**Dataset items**
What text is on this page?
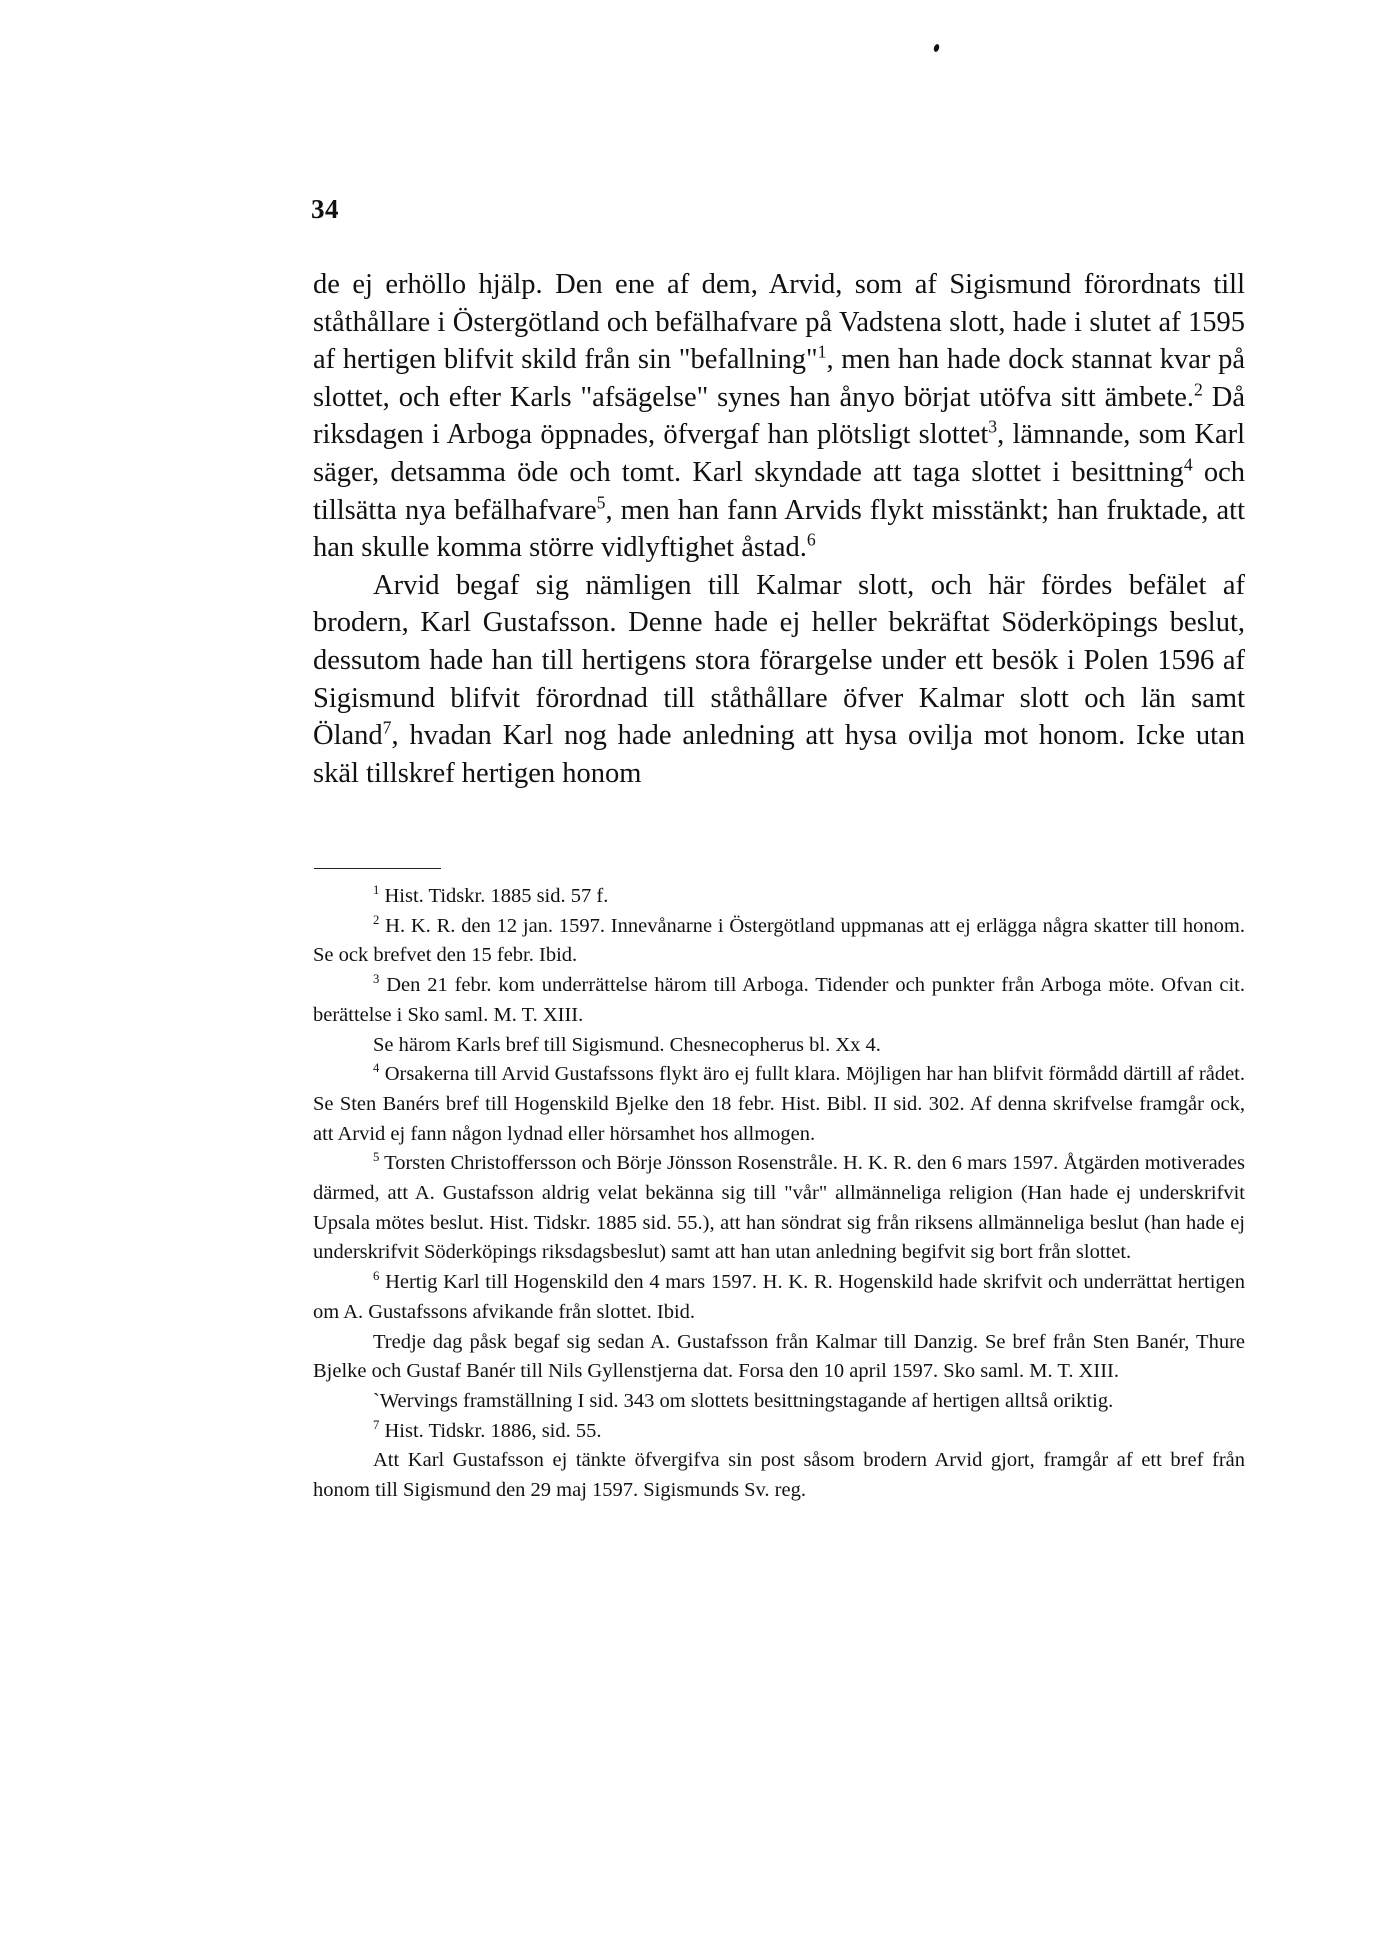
34

de ej erhöllo hjälp. Den ene af dem, Arvid, som af Sigismund förordnats till ståthållare i Östergötland och befälhafvare på Vadstena slott, hade i slutet af 1595 af hertigen blifvit skild från sin "befallning"$^1$, men han hade dock stannat kvar på slottet, och efter Karls "afsägelse" synes han ånyo börjat utöfva sitt ämbete.$^2$ Då riksdagen i Arboga öppnades, öfvergaf han plötsligt slottet$^3$, lämnande, som Karl säger, detsamma öde och tomt. Karl skyndade att taga slottet i besittning$^4$ och tillsätta nya befälhafvare$^5$, men han fann Arvids flykt misstänkt; han fruktade, att han skulle komma större vidlyftighet åstad.$^6$

Arvid begaf sig nämligen till Kalmar slott, och här fördes befälet af brodern, Karl Gustafsson. Denne hade ej heller bekräftat Söderköpings beslut, dessutom hade han till hertigens stora förargelse under ett besök i Polen 1596 af Sigismund blifvit förordnad till ståthållare öfver Kalmar slott och län samt Öland$^7$, hvadan Karl nog hade anledning att hysa ovilja mot honom. Icke utan skäl tillskref hertigen honom

$^1$ Hist. Tidskr. 1885 sid. 57 f.

$^2$ H. K. R. den 12 jan. 1597. Innevånarne i Östergötland uppmanas att ej erlägga några skatter till honom. Se ock brefvet den 15 febr. Ibid.

$^3$ Den 21 febr. kom underrättelse härom till Arboga. Tidender och punkter från Arboga möte. Ofvan cit. berättelse i Sko saml. M. T. XIII.

Se härom Karls bref till Sigismund. Chesnecopherus bl. Xx 4.

$^4$ Orsakerna till Arvid Gustafssons flykt äro ej fullt klara. Möjligen har han blifvit förmådd därtill af rådet. Se Sten Banérs bref till Hogenskild Bjelke den 18 febr. Hist. Bibl. II sid. 302. Af denna skrifvelse framgår ock, att Arvid ej fann någon lydnad eller hörsamhet hos allmogen.

$^5$ Torsten Christoffersson och Börje Jönsson Rosenstråle. H. K. R. den 6 mars 1597. Åtgärden motiverades därmed, att A. Gustafsson aldrig velat bekänna sig till "vår" allmänneliga religion (Han hade ej underskrifvit Upsala mötes beslut. Hist. Tidskr. 1885 sid. 55.), att han söndrat sig från riksens allmänneliga beslut (han hade ej underskrifvit Söderköpings riksdagsbeslut) samt att han utan anledning begifvit sig bort från slottet.

$^6$ Hertig Karl till Hogenskild den 4 mars 1597. H. K. R. Hogenskild hade skrifvit och underrättat hertigen om A. Gustafssons afvikande från slottet. Ibid.

Tredje dag påsk begaf sig sedan A. Gustafsson från Kalmar till Danzig. Se bref från Sten Banér, Thure Bjelke och Gustaf Banér till Nils Gyllenstjerna dat. Forsa den 10 april 1597. Sko saml. M. T. XIII.

`Wervings framställning I sid. 343 om slottets besittningstagande af hertigen alltså oriktig.

$^7$ Hist. Tidskr. 1886, sid. 55.

Att Karl Gustafsson ej tänkte öfvergifva sin post såsom brodern Arvid gjort, framgår af ett bref från honom till Sigismund den 29 maj 1597. Sigismunds Sv. reg.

**GOAL**
Above are the records; copy every line in them that holds the word "saml".

**EXERCISE RESPONSE**
$^3$ Den 21 febr. kom underrättelse härom till Arboga. Tidender och punkter från Arboga möte. Ofvan cit. berättelse i Sko saml. M. T. XIII.
Tredje dag påsk begaf sig sedan A. Gustafsson från Kalmar till Danzig. Se bref från Sten Banér, Thure Bjelke och Gustaf Banér till Nils Gyllenstjerna dat. Forsa den 10 april 1597. Sko saml. M. T. XIII.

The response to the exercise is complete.